#### [YOUR OBJECTIVE]
Set down each entry from the block beneath, exactly as written.

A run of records
§

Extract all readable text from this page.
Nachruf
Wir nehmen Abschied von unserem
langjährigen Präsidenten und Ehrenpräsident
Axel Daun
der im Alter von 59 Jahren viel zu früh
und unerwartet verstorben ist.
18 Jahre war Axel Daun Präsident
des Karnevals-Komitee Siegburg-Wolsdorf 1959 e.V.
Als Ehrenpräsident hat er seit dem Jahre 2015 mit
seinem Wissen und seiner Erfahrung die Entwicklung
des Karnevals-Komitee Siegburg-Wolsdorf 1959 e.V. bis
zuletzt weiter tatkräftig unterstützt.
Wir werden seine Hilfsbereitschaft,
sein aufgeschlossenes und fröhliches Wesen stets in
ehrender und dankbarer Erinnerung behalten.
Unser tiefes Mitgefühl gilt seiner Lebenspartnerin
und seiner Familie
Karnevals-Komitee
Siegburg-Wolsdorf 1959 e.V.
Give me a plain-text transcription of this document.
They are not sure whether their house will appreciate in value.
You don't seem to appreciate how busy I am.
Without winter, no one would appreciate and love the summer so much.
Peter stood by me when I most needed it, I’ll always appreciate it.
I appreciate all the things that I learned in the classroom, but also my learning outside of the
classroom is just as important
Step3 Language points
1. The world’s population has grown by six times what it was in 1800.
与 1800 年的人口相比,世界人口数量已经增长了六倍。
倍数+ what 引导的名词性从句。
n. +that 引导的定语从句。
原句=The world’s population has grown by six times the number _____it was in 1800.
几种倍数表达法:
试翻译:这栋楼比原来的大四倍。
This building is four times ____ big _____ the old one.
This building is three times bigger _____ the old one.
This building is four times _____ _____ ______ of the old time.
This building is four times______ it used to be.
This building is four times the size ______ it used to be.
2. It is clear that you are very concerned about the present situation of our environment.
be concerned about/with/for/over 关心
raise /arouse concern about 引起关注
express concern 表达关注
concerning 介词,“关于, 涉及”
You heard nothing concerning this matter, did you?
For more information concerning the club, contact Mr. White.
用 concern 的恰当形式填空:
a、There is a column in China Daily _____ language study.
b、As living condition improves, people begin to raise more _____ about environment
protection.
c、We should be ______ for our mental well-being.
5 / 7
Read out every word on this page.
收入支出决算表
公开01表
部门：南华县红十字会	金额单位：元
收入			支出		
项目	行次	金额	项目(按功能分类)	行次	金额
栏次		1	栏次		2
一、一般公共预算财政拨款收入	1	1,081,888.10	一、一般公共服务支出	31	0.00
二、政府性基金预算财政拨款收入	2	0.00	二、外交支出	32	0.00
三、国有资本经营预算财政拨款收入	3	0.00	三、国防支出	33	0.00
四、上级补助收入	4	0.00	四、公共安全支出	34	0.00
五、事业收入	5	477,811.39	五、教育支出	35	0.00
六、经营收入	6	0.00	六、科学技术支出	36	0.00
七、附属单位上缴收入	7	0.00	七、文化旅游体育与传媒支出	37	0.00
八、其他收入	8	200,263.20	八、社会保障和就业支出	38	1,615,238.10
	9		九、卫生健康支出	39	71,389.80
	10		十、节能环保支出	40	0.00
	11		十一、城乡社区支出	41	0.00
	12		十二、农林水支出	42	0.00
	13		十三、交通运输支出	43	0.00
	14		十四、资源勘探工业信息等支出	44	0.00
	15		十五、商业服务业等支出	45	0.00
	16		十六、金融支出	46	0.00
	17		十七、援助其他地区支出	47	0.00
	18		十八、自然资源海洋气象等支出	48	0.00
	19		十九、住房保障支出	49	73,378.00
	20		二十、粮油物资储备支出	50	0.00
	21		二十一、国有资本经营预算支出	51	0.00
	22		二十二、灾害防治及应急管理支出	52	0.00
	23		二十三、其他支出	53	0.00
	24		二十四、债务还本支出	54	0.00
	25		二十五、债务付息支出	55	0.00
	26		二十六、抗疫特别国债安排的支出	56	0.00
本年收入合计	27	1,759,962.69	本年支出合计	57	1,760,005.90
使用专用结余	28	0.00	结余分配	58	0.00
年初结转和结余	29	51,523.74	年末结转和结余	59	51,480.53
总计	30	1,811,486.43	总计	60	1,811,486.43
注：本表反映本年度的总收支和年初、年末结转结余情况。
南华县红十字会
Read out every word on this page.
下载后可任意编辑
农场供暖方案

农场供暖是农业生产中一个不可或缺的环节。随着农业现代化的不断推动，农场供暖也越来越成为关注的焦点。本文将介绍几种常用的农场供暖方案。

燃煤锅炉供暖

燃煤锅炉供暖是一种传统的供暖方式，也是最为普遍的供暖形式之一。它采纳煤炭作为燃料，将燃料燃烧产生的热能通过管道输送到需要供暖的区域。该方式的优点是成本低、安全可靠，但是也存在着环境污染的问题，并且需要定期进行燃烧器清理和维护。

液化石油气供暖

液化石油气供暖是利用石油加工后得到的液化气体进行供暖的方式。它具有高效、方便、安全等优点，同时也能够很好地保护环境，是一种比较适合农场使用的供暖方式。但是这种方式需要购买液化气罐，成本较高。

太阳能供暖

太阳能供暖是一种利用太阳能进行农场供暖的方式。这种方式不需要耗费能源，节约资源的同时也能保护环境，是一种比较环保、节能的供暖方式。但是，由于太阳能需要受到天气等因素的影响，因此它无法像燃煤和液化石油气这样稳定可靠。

§

#### [TASK SOLUTION]
Extract all readable text from this page.
Nachruf
Wir nehmen Abschied von unserem
langjährigen Präsidenten und Ehrenpräsident
Axel Daun
der im Alter von 59 Jahren viel zu früh
und unerwartet verstorben ist.
18 Jahre war Axel Daun Präsident
des Karnevals-Komitee Siegburg-Wolsdorf 1959 e.V.
Als Ehrenpräsident hat er seit dem Jahre 2015 mit
seinem Wissen und seiner Erfahrung die Entwicklung
des Karnevals-Komitee Siegburg-Wolsdorf 1959 e.V. bis
zuletzt weiter tatkräftig unterstützt.
Wir werden seine Hilfsbereitschaft,
sein aufgeschlossenes und fröhliches Wesen stets in
ehrender und dankbarer Erinnerung behalten.
Unser tiefes Mitgefühl gilt seiner Lebenspartnerin
und seiner Familie
Karnevals-Komitee
Siegburg-Wolsdorf 1959 e.V.
Give me a plain-text transcription of this document.
They are not sure whether their house will appreciate in value.
You don't seem to appreciate how busy I am.
Without winter, no one would appreciate and love the summer so much.
Peter stood by me when I most needed it, I’ll always appreciate it.
I appreciate all the things that I learned in the classroom, but also my learning outside of the
classroom is just as important
Step3 Language points
1. The world’s population has grown by six times what it was in 1800.
与 1800 年的人口相比,世界人口数量已经增长了六倍。
倍数+ what 引导的名词性从句。
n. +that 引导的定语从句。
原句=The world’s population has grown by six times the number _____it was in 1800.
几种倍数表达法:
试翻译:这栋楼比原来的大四倍。
This building is four times ____ big _____ the old one.
This building is three times bigger _____ the old one.
This building is four times _____ _____ ______ of the old time.
This building is four times______ it used to be.
This building is four times the size ______ it used to be.
2. It is clear that you are very concerned about the present situation of our environment.
be concerned about/with/for/over 关心
raise /arouse concern about 引起关注
express concern 表达关注
concerning 介词,“关于, 涉及”
You heard nothing concerning this matter, did you?
For more information concerning the club, contact Mr. White.
用 concern 的恰当形式填空:
a、There is a column in China Daily _____ language study.
b、As living condition improves, people begin to raise more _____ about environment
protection.
c、We should be ______ for our mental well-being.
5 / 7
Read out every word on this page.
收入支出决算表
公开01表
部门：南华县红十字会	金额单位：元
收入			支出		
项目	行次	金额	项目(按功能分类)	行次	金额
栏次		1	栏次		2
一、一般公共预算财政拨款收入	1	1,081,888.10	一、一般公共服务支出	31	0.00
二、政府性基金预算财政拨款收入	2	0.00	二、外交支出	32	0.00
三、国有资本经营预算财政拨款收入	3	0.00	三、国防支出	33	0.00
四、上级补助收入	4	0.00	四、公共安全支出	34	0.00
五、事业收入	5	477,811.39	五、教育支出	35	0.00
六、经营收入	6	0.00	六、科学技术支出	36	0.00
七、附属单位上缴收入	7	0.00	七、文化旅游体育与传媒支出	37	0.00
八、其他收入	8	200,263.20	八、社会保障和就业支出	38	1,615,238.10
	9		九、卫生健康支出	39	71,389.80
	10		十、节能环保支出	40	0.00
	11		十一、城乡社区支出	41	0.00
	12		十二、农林水支出	42	0.00
	13		十三、交通运输支出	43	0.00
	14		十四、资源勘探工业信息等支出	44	0.00
	15		十五、商业服务业等支出	45	0.00
	16		十六、金融支出	46	0.00
	17		十七、援助其他地区支出	47	0.00
	18		十八、自然资源海洋气象等支出	48	0.00
	19		十九、住房保障支出	49	73,378.00
	20		二十、粮油物资储备支出	50	0.00
	21		二十一、国有资本经营预算支出	51	0.00
	22		二十二、灾害防治及应急管理支出	52	0.00
	23		二十三、其他支出	53	0.00
	24		二十四、债务还本支出	54	0.00
	25		二十五、债务付息支出	55	0.00
	26		二十六、抗疫特别国债安排的支出	56	0.00
本年收入合计	27	1,759,962.69	本年支出合计	57	1,760,005.90
使用专用结余	28	0.00	结余分配	58	0.00
年初结转和结余	29	51,523.74	年末结转和结余	59	51,480.53
总计	30	1,811,486.43	总计	60	1,811,486.43
注：本表反映本年度的总收支和年初、年末结转结余情况。
南华县红十字会
Read out every word on this page.
下载后可任意编辑
农场供暖方案

农场供暖是农业生产中一个不可或缺的环节。随着农业现代化的不断推动，农场供暖也越来越成为关注的焦点。本文将介绍几种常用的农场供暖方案。

燃煤锅炉供暖

燃煤锅炉供暖是一种传统的供暖方式，也是最为普遍的供暖形式之一。它采纳煤炭作为燃料，将燃料燃烧产生的热能通过管道输送到需要供暖的区域。该方式的优点是成本低、安全可靠，但是也存在着环境污染的问题，并且需要定期进行燃烧器清理和维护。

液化石油气供暖

液化石油气供暖是利用石油加工后得到的液化气体进行供暖的方式。它具有高效、方便、安全等优点，同时也能够很好地保护环境，是一种比较适合农场使用的供暖方式。但是这种方式需要购买液化气罐，成本较高。

太阳能供暖

太阳能供暖是一种利用太阳能进行农场供暖的方式。这种方式不需要耗费能源，节约资源的同时也能保护环境，是一种比较环保、节能的供暖方式。但是，由于太阳能需要受到天气等因素的影响，因此它无法像燃煤和液化石油气这样稳定可靠。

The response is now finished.